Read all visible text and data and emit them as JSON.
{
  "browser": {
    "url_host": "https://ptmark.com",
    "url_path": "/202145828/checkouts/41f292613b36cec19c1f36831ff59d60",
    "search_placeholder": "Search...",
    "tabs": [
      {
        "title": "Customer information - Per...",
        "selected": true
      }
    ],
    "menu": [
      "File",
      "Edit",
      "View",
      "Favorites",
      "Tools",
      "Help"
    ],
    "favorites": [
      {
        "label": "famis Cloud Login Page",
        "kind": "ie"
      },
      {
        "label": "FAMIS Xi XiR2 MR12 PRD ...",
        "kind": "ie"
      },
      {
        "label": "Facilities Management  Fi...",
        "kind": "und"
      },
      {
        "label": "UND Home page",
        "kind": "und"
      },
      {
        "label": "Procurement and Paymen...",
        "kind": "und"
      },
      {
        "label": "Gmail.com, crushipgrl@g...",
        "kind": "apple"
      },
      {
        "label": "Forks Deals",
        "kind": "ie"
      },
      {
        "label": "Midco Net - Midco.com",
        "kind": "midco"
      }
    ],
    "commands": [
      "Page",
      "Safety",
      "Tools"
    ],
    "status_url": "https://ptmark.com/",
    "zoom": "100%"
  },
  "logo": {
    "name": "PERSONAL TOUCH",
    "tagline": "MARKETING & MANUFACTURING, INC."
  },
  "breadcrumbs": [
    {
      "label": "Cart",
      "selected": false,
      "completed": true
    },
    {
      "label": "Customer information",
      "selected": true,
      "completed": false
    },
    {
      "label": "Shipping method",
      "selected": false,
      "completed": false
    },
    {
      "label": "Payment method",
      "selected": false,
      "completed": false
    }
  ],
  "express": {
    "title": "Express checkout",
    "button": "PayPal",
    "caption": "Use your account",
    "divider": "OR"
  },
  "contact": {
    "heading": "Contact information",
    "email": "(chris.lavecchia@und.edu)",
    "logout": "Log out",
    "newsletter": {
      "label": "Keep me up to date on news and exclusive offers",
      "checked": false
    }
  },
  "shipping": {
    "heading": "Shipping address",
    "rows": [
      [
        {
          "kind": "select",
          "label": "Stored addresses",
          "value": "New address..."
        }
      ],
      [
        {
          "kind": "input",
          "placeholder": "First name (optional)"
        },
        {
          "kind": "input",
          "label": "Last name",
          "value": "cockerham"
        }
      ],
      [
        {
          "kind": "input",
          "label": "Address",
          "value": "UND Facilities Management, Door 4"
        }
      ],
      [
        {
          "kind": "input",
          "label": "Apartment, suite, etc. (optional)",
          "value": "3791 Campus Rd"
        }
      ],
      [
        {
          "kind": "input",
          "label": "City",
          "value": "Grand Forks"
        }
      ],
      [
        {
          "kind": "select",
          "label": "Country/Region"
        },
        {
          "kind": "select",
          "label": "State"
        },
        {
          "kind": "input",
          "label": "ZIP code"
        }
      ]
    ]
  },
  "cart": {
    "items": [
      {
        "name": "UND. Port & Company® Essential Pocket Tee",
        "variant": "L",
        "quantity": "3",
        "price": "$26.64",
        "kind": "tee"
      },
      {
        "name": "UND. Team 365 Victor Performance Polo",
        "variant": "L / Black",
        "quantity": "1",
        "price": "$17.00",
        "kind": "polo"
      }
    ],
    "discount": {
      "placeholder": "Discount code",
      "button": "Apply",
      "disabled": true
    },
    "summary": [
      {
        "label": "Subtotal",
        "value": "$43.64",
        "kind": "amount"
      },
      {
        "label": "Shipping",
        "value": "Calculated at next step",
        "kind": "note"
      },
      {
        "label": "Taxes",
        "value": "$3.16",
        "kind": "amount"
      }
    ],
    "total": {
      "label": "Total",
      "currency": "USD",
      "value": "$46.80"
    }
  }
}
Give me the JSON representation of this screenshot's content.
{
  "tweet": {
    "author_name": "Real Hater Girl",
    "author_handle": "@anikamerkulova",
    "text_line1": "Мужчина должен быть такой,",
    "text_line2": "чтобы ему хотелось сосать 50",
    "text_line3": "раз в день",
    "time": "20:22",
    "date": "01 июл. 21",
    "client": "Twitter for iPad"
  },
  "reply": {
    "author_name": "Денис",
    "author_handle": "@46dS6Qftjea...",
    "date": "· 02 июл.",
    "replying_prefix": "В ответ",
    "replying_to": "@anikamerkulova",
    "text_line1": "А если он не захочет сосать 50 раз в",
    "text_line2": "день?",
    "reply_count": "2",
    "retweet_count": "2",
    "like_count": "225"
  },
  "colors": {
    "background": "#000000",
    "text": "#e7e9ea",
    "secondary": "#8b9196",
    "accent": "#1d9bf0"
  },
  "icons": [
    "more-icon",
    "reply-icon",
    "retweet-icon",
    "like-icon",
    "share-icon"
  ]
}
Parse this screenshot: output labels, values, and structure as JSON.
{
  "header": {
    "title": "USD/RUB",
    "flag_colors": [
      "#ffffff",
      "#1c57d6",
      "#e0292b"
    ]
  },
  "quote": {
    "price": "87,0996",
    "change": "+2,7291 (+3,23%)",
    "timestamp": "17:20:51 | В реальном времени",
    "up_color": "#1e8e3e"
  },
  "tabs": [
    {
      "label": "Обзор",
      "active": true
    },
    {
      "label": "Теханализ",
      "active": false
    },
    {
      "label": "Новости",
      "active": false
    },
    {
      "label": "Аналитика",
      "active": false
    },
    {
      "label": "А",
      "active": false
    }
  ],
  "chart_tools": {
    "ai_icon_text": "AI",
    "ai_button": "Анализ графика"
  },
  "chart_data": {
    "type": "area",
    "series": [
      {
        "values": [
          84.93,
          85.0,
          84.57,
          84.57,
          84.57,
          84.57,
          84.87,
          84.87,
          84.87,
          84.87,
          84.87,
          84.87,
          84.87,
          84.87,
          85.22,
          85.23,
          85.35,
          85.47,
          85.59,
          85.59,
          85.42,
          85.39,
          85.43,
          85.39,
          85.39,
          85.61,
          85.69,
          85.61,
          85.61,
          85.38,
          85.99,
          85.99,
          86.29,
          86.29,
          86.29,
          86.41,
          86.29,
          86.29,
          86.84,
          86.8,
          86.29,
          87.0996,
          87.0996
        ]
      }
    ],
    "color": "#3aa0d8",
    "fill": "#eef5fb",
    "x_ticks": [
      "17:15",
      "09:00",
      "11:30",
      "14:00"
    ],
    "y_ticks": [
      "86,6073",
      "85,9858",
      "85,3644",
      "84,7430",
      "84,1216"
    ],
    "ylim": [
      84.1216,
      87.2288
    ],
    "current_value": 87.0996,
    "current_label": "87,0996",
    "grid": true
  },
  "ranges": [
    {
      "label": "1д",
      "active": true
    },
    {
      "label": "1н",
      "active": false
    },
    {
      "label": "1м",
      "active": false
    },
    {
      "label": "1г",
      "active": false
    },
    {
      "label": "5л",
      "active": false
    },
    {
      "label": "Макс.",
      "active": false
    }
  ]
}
—————
### Task statement
From the records above, work out how many lines contain the string "values". Give only the number.

### Solution for this problem
2